**AIM**
Repeat the records below exactly, leaving out any pictures.

**INPUT FOR THIS TASK**
⁂

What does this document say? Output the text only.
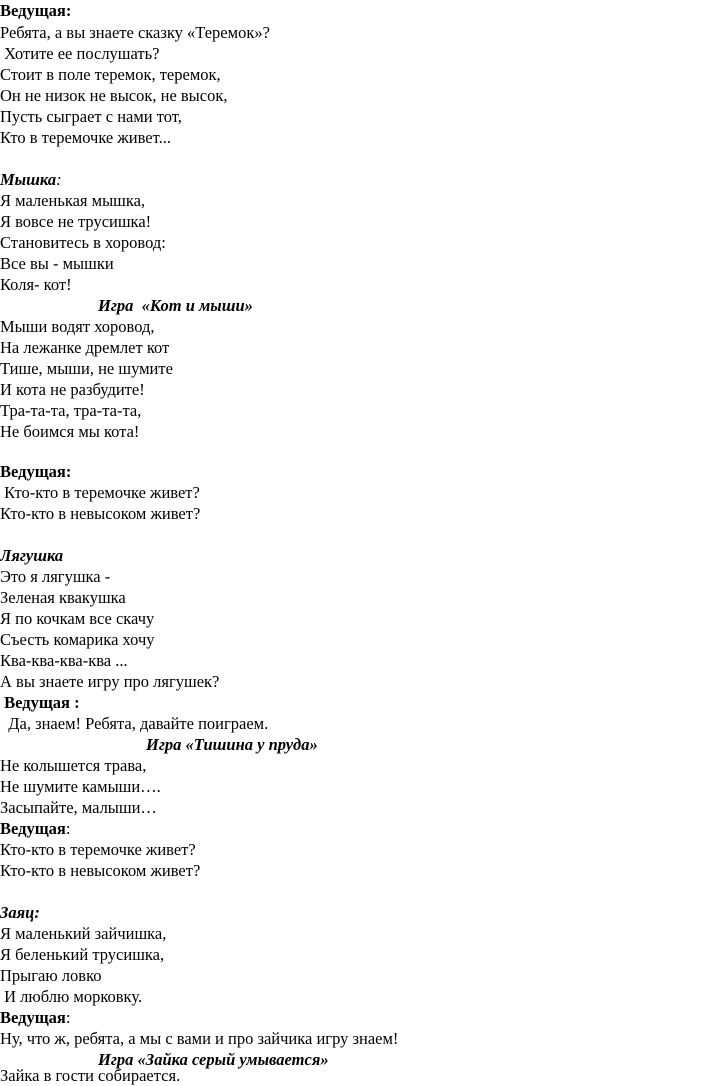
Ведущая:
Ребята, а вы знаете сказку «Теремок»?
Хотите ее послушать?
Стоит в поле теремок, теремок,
Он не низок не высок, не высок,
Пусть сыграет с нами тот,
Кто в теремочке живет...
Мышка:
Я маленькая мышка,
Я вовсе не трусишка!
Становитесь в хоровод:
Все вы - мышки
Коля- кот!
Игра  «Кот и мыши»
Мыши водят хоровод,
На лежанке дремлет кот
Тише, мыши, не шумите
И кота не разбудите!
Тра-та-та, тра-та-та,
Не боимся мы кота!
Ведущая:
Кто-кто в теремочке живет?
Кто-кто в невысоком живет?
Лягушка
Это я лягушка -
Зеленая квакушка
Я по кочкам все скачу
Съесть комарика хочу
Ква-ква-ква-ква ...
А вы знаете игру про лягушек?
Ведущая :
Да, знаем! Ребята, давайте поиграем.
Игра «Тишина у пруда»
Не колышется трава,
Не шумите камыши….
Засыпайте, малыши…
Ведущая:
Кто-кто в теремочке живет?
Кто-кто в невысоком живет?
Заяц:
Я маленький зайчишка,
Я беленький трусишка,
Прыгаю ловко
И люблю морковку.
Ведущая:
Ну, что ж, ребята, а мы с вами и про зайчика игру знаем!
Игра «Зайка серый умывается»
Зайка в гости собирается.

⁂

**RESULT OF THIS TASK**
What does this document say? Output the text only.
Ведущая:
Ребята, а вы знаете сказку «Теремок»?
Хотите ее послушать?
Стоит в поле теремок, теремок,
Он не низок не высок, не высок,
Пусть сыграет с нами тот,
Кто в теремочке живет...
Мышка:
Я маленькая мышка,
Я вовсе не трусишка!
Становитесь в хоровод:
Все вы - мышки
Коля- кот!
Игра  «Кот и мыши»
Мыши водят хоровод,
На лежанке дремлет кот
Тише, мыши, не шумите
И кота не разбудите!
Тра-та-та, тра-та-та,
Не боимся мы кота!
Ведущая:
Кто-кто в теремочке живет?
Кто-кто в невысоком живет?
Лягушка
Это я лягушка -
Зеленая квакушка
Я по кочкам все скачу
Съесть комарика хочу
Ква-ква-ква-ква ...
А вы знаете игру про лягушек?
Ведущая :
Да, знаем! Ребята, давайте поиграем.
Игра «Тишина у пруда»
Не колышется трава,
Не шумите камыши….
Засыпайте, малыши…
Ведущая:
Кто-кто в теремочке живет?
Кто-кто в невысоком живет?
Заяц:
Я маленький зайчишка,
Я беленький трусишка,
Прыгаю ловко
И люблю морковку.
Ведущая:
Ну, что ж, ребята, а мы с вами и про зайчика игру знаем!
Игра «Зайка серый умывается»
Зайка в гости собирается.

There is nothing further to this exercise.